(Region boundary data)

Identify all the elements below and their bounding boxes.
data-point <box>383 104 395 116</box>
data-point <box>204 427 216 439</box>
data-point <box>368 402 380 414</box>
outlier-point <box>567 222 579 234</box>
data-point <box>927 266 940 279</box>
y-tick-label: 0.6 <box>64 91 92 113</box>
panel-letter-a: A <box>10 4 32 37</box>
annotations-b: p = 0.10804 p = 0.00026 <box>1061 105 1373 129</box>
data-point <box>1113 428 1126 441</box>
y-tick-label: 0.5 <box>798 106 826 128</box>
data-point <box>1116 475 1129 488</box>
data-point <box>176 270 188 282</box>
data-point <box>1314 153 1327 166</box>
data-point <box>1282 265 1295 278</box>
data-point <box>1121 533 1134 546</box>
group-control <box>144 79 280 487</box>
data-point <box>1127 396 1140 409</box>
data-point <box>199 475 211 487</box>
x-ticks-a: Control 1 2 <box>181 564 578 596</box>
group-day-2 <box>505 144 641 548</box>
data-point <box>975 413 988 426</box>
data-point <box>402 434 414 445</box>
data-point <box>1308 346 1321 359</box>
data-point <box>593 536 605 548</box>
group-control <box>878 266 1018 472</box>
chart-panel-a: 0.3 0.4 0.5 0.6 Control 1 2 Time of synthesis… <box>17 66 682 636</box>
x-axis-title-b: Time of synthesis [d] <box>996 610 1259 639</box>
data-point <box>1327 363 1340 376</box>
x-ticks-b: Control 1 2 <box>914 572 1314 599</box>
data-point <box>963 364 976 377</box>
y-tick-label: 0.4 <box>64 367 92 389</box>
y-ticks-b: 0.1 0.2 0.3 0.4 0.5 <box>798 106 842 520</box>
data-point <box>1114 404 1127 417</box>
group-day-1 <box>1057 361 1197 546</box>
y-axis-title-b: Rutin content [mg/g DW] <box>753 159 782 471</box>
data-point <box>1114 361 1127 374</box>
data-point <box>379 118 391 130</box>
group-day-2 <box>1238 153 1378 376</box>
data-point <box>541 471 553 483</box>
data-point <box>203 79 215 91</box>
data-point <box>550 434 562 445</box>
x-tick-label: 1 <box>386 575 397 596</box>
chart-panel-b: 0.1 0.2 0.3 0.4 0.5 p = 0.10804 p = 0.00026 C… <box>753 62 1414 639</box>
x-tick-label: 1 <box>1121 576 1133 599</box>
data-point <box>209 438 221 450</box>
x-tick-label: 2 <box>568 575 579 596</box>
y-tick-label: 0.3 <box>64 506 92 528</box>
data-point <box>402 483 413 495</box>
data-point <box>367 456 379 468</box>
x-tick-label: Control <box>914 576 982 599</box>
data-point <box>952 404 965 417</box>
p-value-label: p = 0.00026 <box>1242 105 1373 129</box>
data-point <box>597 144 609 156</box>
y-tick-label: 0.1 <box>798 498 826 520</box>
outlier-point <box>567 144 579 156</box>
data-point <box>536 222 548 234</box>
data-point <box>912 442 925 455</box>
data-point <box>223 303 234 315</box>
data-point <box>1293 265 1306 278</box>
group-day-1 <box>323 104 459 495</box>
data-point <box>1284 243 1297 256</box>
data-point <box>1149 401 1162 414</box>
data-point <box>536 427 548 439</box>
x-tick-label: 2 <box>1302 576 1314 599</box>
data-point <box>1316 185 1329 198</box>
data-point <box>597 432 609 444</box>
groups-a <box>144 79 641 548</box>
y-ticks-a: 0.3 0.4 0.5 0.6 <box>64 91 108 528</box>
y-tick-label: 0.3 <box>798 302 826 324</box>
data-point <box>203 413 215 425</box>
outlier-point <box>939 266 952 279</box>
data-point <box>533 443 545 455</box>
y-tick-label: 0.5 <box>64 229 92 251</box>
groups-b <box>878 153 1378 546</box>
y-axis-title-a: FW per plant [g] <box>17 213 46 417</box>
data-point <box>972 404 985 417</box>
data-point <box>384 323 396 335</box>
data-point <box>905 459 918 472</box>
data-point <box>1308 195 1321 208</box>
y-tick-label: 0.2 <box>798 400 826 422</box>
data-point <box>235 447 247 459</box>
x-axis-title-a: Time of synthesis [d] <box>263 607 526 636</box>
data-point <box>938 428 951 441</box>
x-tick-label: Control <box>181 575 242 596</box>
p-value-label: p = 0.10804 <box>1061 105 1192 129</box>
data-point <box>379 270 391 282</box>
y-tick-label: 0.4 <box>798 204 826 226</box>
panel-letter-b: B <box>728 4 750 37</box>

• **What you will do**:
Rewrite every line of the records above as a numbered list, omitting any blank lines.

• **The output**:
1. Identify all the elements below and their bounding boxes.
2. data-point <box>383 104 395 116</box>
3. data-point <box>204 427 216 439</box>
4. data-point <box>368 402 380 414</box>
5. outlier-point <box>567 222 579 234</box>
6. data-point <box>927 266 940 279</box>
7. y-tick-label: 0.6 <box>64 91 92 113</box>
8. panel-letter-a: A <box>10 4 32 37</box>
9. annotations-b: p = 0.10804 p = 0.00026 <box>1061 105 1373 129</box>
10. data-point <box>1113 428 1126 441</box>
11. y-tick-label: 0.5 <box>798 106 826 128</box>
12. data-point <box>1116 475 1129 488</box>
13. data-point <box>176 270 188 282</box>
14. data-point <box>1314 153 1327 166</box>
15. data-point <box>1282 265 1295 278</box>
16. data-point <box>1121 533 1134 546</box>
17. group-control <box>144 79 280 487</box>
18. data-point <box>1127 396 1140 409</box>
19. data-point <box>199 475 211 487</box>
20. x-ticks-a: Control 1 2 <box>181 564 578 596</box>
21. group-day-2 <box>505 144 641 548</box>
22. data-point <box>975 413 988 426</box>
23. data-point <box>402 434 414 445</box>
24. data-point <box>1308 346 1321 359</box>
25. data-point <box>593 536 605 548</box>
26. group-control <box>878 266 1018 472</box>
27. chart-panel-a: 0.3 0.4 0.5 0.6 Control 1 2 Time of synthesis… <box>17 66 682 636</box>
28. x-axis-title-b: Time of synthesis [d] <box>996 610 1259 639</box>
29. data-point <box>1327 363 1340 376</box>
30. x-ticks-b: Control 1 2 <box>914 572 1314 599</box>
31. data-point <box>963 364 976 377</box>
32. y-tick-label: 0.4 <box>64 367 92 389</box>
33. y-ticks-b: 0.1 0.2 0.3 0.4 0.5 <box>798 106 842 520</box>
34. data-point <box>1114 404 1127 417</box>
35. group-day-1 <box>1057 361 1197 546</box>
36. y-axis-title-b: Rutin content [mg/g DW] <box>753 159 782 471</box>
37. data-point <box>1114 361 1127 374</box>
38. data-point <box>379 118 391 130</box>
39. group-day-2 <box>1238 153 1378 376</box>
40. data-point <box>541 471 553 483</box>
41. data-point <box>203 79 215 91</box>
42. data-point <box>550 434 562 445</box>
43. x-tick-label: 1 <box>386 575 397 596</box>
44. chart-panel-b: 0.1 0.2 0.3 0.4 0.5 p = 0.10804 p = 0.00026 C… <box>753 62 1414 639</box>
45. x-tick-label: 1 <box>1121 576 1133 599</box>
46. data-point <box>209 438 221 450</box>
47. x-tick-label: 2 <box>568 575 579 596</box>
48. y-tick-label: 0.3 <box>64 506 92 528</box>
49. data-point <box>402 483 413 495</box>
50. data-point <box>367 456 379 468</box>
51. x-tick-label: Control <box>914 576 982 599</box>
52. data-point <box>952 404 965 417</box>
53. p-value-label: p = 0.00026 <box>1242 105 1373 129</box>
54. data-point <box>597 144 609 156</box>
55. y-tick-label: 0.1 <box>798 498 826 520</box>
56. outlier-point <box>567 144 579 156</box>
57. data-point <box>536 222 548 234</box>
58. data-point <box>912 442 925 455</box>
59. data-point <box>223 303 234 315</box>
60. data-point <box>1293 265 1306 278</box>
61. group-day-1 <box>323 104 459 495</box>
62. data-point <box>1284 243 1297 256</box>
63. data-point <box>1149 401 1162 414</box>
64. data-point <box>536 427 548 439</box>
65. x-tick-label: 2 <box>1302 576 1314 599</box>
66. data-point <box>1316 185 1329 198</box>
67. data-point <box>597 432 609 444</box>
68. groups-a <box>144 79 641 548</box>
69. y-ticks-a: 0.3 0.4 0.5 0.6 <box>64 91 108 528</box>
70. y-tick-label: 0.3 <box>798 302 826 324</box>
71. data-point <box>203 413 215 425</box>
72. outlier-point <box>939 266 952 279</box>
73. data-point <box>533 443 545 455</box>
74. y-tick-label: 0.5 <box>64 229 92 251</box>
75. groups-b <box>878 153 1378 546</box>
76. y-axis-title-a: FW per plant [g] <box>17 213 46 417</box>
77. data-point <box>972 404 985 417</box>
78. data-point <box>384 323 396 335</box>
79. data-point <box>905 459 918 472</box>
80. data-point <box>1308 195 1321 208</box>
81. y-tick-label: 0.2 <box>798 400 826 422</box>
82. data-point <box>235 447 247 459</box>
83. x-axis-title-a: Time of synthesis [d] <box>263 607 526 636</box>
84. data-point <box>938 428 951 441</box>
85. x-tick-label: Control <box>181 575 242 596</box>
86. p-value-label: p = 0.10804 <box>1061 105 1192 129</box>
87. data-point <box>379 270 391 282</box>
88. y-tick-label: 0.4 <box>798 204 826 226</box>
89. panel-letter-b: B <box>728 4 750 37</box>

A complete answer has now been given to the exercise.